## [What the task requires]
Scan the data below. Pull out each line where "JSON" occurs.

Stored data:
◆ ◆ ◆ ◆ ◆ ◆ ◆
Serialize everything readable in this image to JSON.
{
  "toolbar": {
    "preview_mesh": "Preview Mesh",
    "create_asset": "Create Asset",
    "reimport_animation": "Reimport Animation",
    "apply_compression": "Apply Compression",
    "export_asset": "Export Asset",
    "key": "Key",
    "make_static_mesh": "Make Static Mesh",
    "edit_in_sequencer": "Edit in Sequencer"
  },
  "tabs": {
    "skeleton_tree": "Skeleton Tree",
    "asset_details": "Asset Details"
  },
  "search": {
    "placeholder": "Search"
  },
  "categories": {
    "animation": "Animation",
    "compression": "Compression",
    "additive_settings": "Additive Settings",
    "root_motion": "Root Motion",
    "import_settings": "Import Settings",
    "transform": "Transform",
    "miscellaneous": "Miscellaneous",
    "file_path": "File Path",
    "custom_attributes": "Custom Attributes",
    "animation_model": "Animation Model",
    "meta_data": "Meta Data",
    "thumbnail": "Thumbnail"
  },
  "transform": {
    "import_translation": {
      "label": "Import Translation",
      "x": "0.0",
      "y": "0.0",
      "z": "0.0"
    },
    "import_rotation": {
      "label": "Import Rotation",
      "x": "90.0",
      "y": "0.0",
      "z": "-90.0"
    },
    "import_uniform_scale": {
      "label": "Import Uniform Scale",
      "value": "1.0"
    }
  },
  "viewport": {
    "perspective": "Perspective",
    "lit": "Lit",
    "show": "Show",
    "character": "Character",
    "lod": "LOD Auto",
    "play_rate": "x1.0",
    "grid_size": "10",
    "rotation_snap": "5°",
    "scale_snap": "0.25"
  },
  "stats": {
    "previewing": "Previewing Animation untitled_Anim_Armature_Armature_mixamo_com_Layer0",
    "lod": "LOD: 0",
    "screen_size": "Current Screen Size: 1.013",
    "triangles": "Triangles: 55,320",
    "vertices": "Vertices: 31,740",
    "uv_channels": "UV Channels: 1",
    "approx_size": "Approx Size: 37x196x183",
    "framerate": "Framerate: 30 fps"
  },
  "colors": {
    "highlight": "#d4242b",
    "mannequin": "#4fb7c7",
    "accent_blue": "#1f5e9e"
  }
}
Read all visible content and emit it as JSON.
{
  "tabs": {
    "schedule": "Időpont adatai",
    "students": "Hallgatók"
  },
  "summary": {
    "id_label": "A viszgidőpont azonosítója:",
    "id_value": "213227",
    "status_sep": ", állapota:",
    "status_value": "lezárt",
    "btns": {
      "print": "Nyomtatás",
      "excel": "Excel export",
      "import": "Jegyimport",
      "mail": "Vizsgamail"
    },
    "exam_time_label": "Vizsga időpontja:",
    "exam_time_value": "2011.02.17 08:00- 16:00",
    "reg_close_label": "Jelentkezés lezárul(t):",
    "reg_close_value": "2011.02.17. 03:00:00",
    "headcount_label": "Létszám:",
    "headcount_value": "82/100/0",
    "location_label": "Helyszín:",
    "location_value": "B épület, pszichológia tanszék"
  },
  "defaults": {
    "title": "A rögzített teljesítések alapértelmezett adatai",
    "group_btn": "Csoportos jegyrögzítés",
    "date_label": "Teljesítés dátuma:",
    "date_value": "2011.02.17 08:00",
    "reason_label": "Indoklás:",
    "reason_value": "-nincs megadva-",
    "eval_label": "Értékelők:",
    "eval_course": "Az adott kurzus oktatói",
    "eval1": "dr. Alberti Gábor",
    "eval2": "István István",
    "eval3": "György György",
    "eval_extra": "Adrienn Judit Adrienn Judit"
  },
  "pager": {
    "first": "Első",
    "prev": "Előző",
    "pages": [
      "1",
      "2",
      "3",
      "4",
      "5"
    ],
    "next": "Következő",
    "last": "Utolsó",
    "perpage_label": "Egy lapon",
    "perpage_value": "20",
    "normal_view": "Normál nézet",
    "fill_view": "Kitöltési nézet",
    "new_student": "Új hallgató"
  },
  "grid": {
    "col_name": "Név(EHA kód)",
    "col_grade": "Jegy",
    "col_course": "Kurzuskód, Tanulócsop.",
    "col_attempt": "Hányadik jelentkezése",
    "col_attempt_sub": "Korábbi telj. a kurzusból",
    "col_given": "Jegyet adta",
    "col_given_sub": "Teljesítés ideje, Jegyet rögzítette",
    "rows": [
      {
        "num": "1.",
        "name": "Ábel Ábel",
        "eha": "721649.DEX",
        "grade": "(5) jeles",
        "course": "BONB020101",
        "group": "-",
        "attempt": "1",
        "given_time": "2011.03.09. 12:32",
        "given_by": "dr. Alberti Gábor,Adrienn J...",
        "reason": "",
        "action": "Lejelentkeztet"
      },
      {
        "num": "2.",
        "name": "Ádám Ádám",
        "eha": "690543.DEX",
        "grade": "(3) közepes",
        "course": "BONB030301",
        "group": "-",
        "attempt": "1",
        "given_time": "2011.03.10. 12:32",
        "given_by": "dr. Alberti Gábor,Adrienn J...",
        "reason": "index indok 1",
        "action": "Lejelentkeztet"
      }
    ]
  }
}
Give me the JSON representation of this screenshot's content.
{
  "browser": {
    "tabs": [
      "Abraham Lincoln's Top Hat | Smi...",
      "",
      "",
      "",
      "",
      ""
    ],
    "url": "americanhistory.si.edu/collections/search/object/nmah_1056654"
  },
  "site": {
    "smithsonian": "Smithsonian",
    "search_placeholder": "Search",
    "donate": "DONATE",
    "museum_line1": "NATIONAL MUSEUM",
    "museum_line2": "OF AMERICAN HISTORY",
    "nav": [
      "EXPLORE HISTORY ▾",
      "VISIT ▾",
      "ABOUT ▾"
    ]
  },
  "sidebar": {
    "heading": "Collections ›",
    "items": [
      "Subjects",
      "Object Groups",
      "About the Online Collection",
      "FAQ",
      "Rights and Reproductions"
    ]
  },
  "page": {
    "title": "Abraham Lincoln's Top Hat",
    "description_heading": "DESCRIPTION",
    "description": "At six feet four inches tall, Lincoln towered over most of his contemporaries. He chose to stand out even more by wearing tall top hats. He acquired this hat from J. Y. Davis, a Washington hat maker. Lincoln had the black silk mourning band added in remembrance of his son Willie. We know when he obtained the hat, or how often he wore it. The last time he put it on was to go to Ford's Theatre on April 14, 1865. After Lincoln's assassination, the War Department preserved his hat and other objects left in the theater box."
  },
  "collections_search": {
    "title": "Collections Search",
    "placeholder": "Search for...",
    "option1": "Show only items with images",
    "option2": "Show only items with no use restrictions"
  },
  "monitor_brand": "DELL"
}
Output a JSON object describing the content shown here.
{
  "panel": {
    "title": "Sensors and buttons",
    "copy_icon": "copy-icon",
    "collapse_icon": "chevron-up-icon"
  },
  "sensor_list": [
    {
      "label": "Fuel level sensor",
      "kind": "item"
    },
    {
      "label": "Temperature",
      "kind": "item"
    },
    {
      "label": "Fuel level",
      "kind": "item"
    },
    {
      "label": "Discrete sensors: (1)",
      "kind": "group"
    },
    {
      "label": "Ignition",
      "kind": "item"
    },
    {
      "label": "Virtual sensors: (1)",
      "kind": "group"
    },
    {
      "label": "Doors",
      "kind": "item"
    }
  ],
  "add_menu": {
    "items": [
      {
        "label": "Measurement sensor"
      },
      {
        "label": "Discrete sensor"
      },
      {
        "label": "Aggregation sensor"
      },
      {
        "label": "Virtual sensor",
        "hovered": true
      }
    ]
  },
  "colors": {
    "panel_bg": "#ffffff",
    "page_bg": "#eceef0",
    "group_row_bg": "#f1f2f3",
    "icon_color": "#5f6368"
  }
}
◆ ◆ ◆ ◆ ◆ ◆ ◆
## [Final answer]
Serialize everything readable in this image to JSON.
Read all visible content and emit it as JSON.
Give me the JSON representation of this screenshot's content.
Output a JSON object describing the content shown here.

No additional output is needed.